Work instructions =
The lines to be copied are those below that contain "左肺球形灶待".

Material for the task =
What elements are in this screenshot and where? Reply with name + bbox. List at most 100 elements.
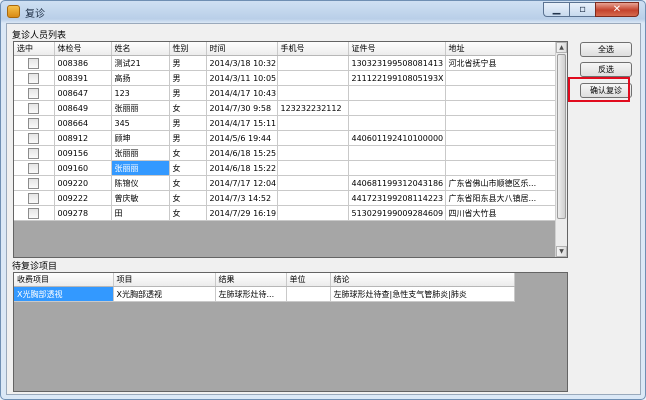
cell-id-no[interactable]: 513029199009284609	[348, 205, 446, 221]
cell-sex[interactable]: 男	[169, 55, 207, 71]
patients-column-header[interactable]: 地址	[445, 42, 557, 56]
title-bar[interactable]: 复诊 ▁ ▫ ✕	[1, 1, 645, 23]
table-row[interactable]: 009278 田女 2014/7/29 16:19 51302919900928460…	[14, 205, 557, 221]
table-row[interactable]: 008664 345 男 2014/4/17 15:11	[14, 115, 557, 131]
select-cell[interactable]	[14, 70, 55, 86]
select-cell[interactable]	[14, 130, 55, 146]
cell-address[interactable]: 广东省佛山市顺德区乐...	[445, 175, 557, 191]
cell-name[interactable]: 张丽丽	[111, 145, 170, 161]
cell-name[interactable]: 张丽丽	[111, 160, 170, 176]
cell-exam-no[interactable]: 008386	[54, 55, 112, 71]
table-row[interactable]: X光胸部透视 X光胸部透视 左肺球形灶待... 左肺球形灶待查|急性支气管肺炎|肺炎	[14, 286, 515, 302]
cell-sex[interactable]: 男	[169, 130, 207, 146]
table-row[interactable]: 008386 测试21 男 2014/3/18 10:32 13032319950808…	[14, 55, 557, 71]
table-row[interactable]: 009156 张丽丽女 2014/6/18 15:25	[14, 145, 557, 161]
scroll-thumb[interactable]	[557, 54, 566, 219]
row-checkbox[interactable]	[28, 177, 40, 189]
cell-exam-no[interactable]: 008647	[54, 85, 112, 101]
patients-column-header[interactable]: 选中	[14, 42, 55, 56]
cell-time[interactable]: 2014/5/6 19:44	[206, 130, 278, 146]
cell-exam-no[interactable]: 009220	[54, 175, 112, 191]
minimize-button[interactable]: ▁	[543, 2, 569, 17]
select-cell[interactable]	[14, 145, 55, 161]
cell-time[interactable]: 2014/7/17 12:04	[206, 175, 278, 191]
patients-column-header[interactable]: 手机号	[277, 42, 349, 56]
cell-name[interactable]: 高扬	[111, 70, 170, 86]
cell-id-no[interactable]: 440601192410100000	[348, 130, 446, 146]
scroll-up-arrow-icon[interactable]: ▲	[556, 42, 567, 53]
cell-address[interactable]	[445, 130, 557, 146]
patients-column-header[interactable]: 体检号	[54, 42, 112, 56]
cell-item[interactable]: X光胸部透视	[113, 286, 216, 302]
select-cell[interactable]	[14, 190, 55, 206]
cell-address[interactable]	[445, 160, 557, 176]
select-cell[interactable]	[14, 115, 55, 131]
cell-id-no[interactable]	[348, 160, 446, 176]
row-checkbox[interactable]	[28, 207, 40, 219]
table-row[interactable]: 009220 陈锦仪女 2014/7/17 12:04 440681199312043…	[14, 175, 557, 191]
cell-sex[interactable]: 女	[169, 190, 207, 206]
cell-phone[interactable]	[277, 190, 349, 206]
cell-phone[interactable]	[277, 115, 349, 131]
row-checkbox[interactable]	[28, 132, 40, 144]
cell-name[interactable]: 陈锦仪	[111, 175, 170, 191]
cell-sex[interactable]: 男	[169, 115, 207, 131]
cell-phone[interactable]	[277, 145, 349, 161]
cell-sex[interactable]: 女	[169, 205, 207, 221]
cell-exam-no[interactable]: 009222	[54, 190, 112, 206]
cell-time[interactable]: 2014/3/11 10:05	[206, 70, 278, 86]
row-checkbox[interactable]	[28, 192, 40, 204]
select-all-button[interactable]: 全选	[580, 42, 632, 57]
row-checkbox[interactable]	[28, 162, 40, 174]
cell-id-no[interactable]	[348, 100, 446, 116]
cell-result[interactable]: 左肺球形灶待...	[215, 286, 287, 302]
cell-phone[interactable]	[277, 175, 349, 191]
cell-exam-no[interactable]: 008912	[54, 130, 112, 146]
cell-name[interactable]: 顾坤	[111, 130, 170, 146]
table-row[interactable]: 009160 张丽丽女 2014/6/18 15:22	[14, 160, 557, 176]
row-checkbox[interactable]	[28, 72, 40, 84]
cell-sex[interactable]: 女	[169, 160, 207, 176]
cell-address[interactable]	[445, 145, 557, 161]
table-row[interactable]: 008391 高扬男 2014/3/11 10:05 2111221991080519…	[14, 70, 557, 86]
table-row[interactable]: 009222 曾庆敏女 2014/7/3 14:52 4417231992081142…	[14, 190, 557, 206]
select-cell[interactable]	[14, 175, 55, 191]
patients-column-header[interactable]: 性别	[169, 42, 207, 56]
select-cell[interactable]	[14, 100, 55, 116]
row-checkbox[interactable]	[28, 57, 40, 69]
cell-unit[interactable]	[286, 286, 331, 302]
maximize-button[interactable]: ▫	[569, 2, 595, 17]
pending-grid[interactable]: 收费项目 项目 结果 单位 结论 X光胸部透视 X光胸部透视 左肺球形灶待... 左肺球形灶待…	[13, 272, 568, 392]
cell-phone[interactable]	[277, 130, 349, 146]
cell-id-no[interactable]: 440681199312043186	[348, 175, 446, 191]
cell-phone[interactable]	[277, 55, 349, 71]
table-row[interactable]: 008912 顾坤男 2014/5/6 19:44 44060119241010000…	[14, 130, 557, 146]
cell-phone[interactable]	[277, 85, 349, 101]
pending-column-header[interactable]: 项目	[113, 273, 216, 287]
select-cell[interactable]	[14, 55, 55, 71]
pending-column-header[interactable]: 单位	[286, 273, 331, 287]
cell-exam-no[interactable]: 009278	[54, 205, 112, 221]
patients-column-header[interactable]: 证件号	[348, 42, 446, 56]
cell-exam-no[interactable]: 008649	[54, 100, 112, 116]
cell-address[interactable]	[445, 115, 557, 131]
cell-sex[interactable]: 女	[169, 145, 207, 161]
patients-column-header[interactable]: 时间	[206, 42, 278, 56]
cell-id-no[interactable]	[348, 115, 446, 131]
patients-column-header[interactable]: 姓名	[111, 42, 170, 56]
cell-name[interactable]: 测试21	[111, 55, 170, 71]
cell-name[interactable]: 田	[111, 205, 170, 221]
table-row[interactable]: 008649 张丽丽女 2014/7/30 9:58 123232232112	[14, 100, 557, 116]
cell-address[interactable]: 四川省大竹县	[445, 205, 557, 221]
cell-name[interactable]: 123	[111, 85, 170, 101]
cell-address[interactable]: 广东省阳东县大八镇居...	[445, 190, 557, 206]
row-checkbox[interactable]	[28, 102, 40, 114]
cell-exam-no[interactable]: 009156	[54, 145, 112, 161]
cell-name[interactable]: 345	[111, 115, 170, 131]
cell-time[interactable]: 2014/7/29 16:19	[206, 205, 278, 221]
row-checkbox[interactable]	[28, 147, 40, 159]
select-cell[interactable]	[14, 160, 55, 176]
pending-column-header[interactable]: 结论	[330, 273, 515, 287]
cell-id-no[interactable]: 441723199208114223	[348, 190, 446, 206]
select-cell[interactable]	[14, 85, 55, 101]
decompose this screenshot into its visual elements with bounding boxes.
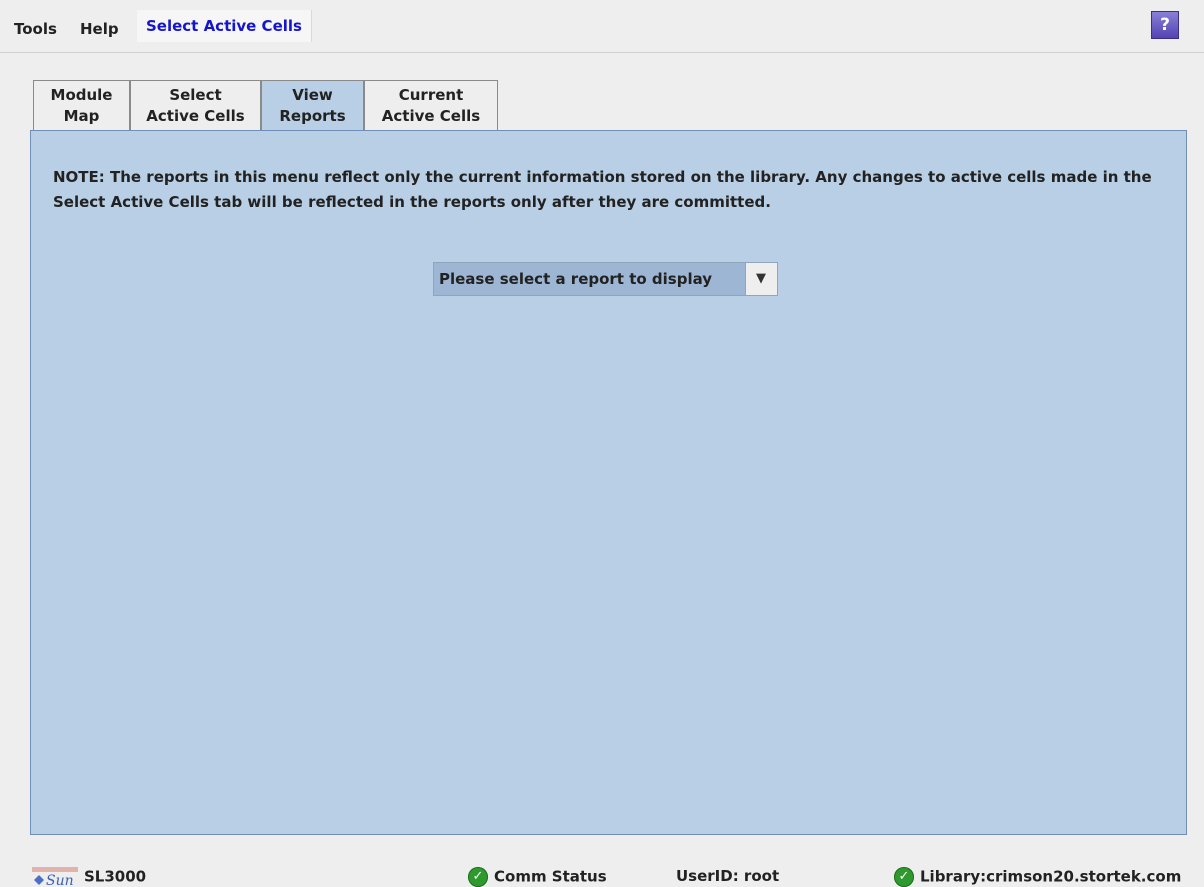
menu-help[interactable]: Help bbox=[80, 20, 119, 38]
report-select[interactable]: Please select a report to display ▼ bbox=[433, 262, 778, 296]
menu-tools[interactable]: Tools bbox=[14, 20, 57, 38]
tab-label-line2: Reports bbox=[279, 107, 346, 125]
chevron-down-icon[interactable]: ▼ bbox=[745, 263, 777, 295]
reports-note: NOTE: The reports in this menu reflect o… bbox=[53, 168, 1152, 211]
checkmark-icon: ✓ bbox=[894, 867, 914, 887]
report-select-value[interactable]: Please select a report to display bbox=[434, 263, 746, 295]
product-name: SL3000 bbox=[84, 867, 147, 886]
tab-label-line2: Active Cells bbox=[146, 107, 245, 125]
tab-label-line1: View bbox=[292, 86, 333, 104]
tab-label-line1: Current bbox=[398, 86, 464, 104]
product-label: Sun SL3000 bbox=[32, 867, 146, 887]
menu-bar: Tools Help Select Active Cells ? bbox=[0, 0, 1204, 53]
checkmark-icon: ✓ bbox=[468, 867, 488, 887]
comm-status: ✓ Comm Status bbox=[468, 867, 607, 887]
status-bar: Sun SL3000 ✓ Comm Status UserID: root ✓ Li… bbox=[0, 862, 1204, 887]
tab-view-reports[interactable]: View Reports bbox=[261, 80, 364, 132]
svg-text:Sun: Sun bbox=[46, 873, 74, 887]
tab-select-active-cells[interactable]: Select Active Cells bbox=[130, 80, 261, 130]
tab-label-line1: Select bbox=[169, 86, 222, 104]
sun-logo-icon: Sun bbox=[32, 867, 78, 887]
tab-label-line2: Active Cells bbox=[381, 107, 481, 125]
comm-status-label: Comm Status bbox=[494, 867, 607, 886]
tab-label-line2: Map bbox=[63, 107, 100, 125]
help-icon[interactable]: ? bbox=[1151, 11, 1179, 39]
tab-label-line1: Module bbox=[50, 86, 113, 104]
menu-select-active-cells[interactable]: Select Active Cells bbox=[137, 10, 312, 42]
library-label: Library:crimson20.stortek.com bbox=[920, 867, 1182, 886]
tab-current-active-cells[interactable]: Current Active Cells bbox=[364, 80, 498, 130]
user-id: UserID: root bbox=[676, 867, 780, 885]
tab-module-map[interactable]: Module Map bbox=[33, 80, 130, 130]
library-status: ✓ Library:crimson20.stortek.com bbox=[894, 867, 1181, 887]
reports-panel: NOTE: The reports in this menu reflect o… bbox=[30, 130, 1187, 835]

Your response =
table-row[interactable]: X光胸部透视 X光胸部透视 左肺球形灶待... 左肺球形灶待查|急性支气管肺炎|肺炎	[14, 286, 515, 302]
cell-result[interactable]: 左肺球形灶待...	[215, 286, 287, 302]
pending-grid[interactable]: 收费项目 项目 结果 单位 结论 X光胸部透视 X光胸部透视 左肺球形灶待... 左肺球形灶待…	[13, 272, 568, 392]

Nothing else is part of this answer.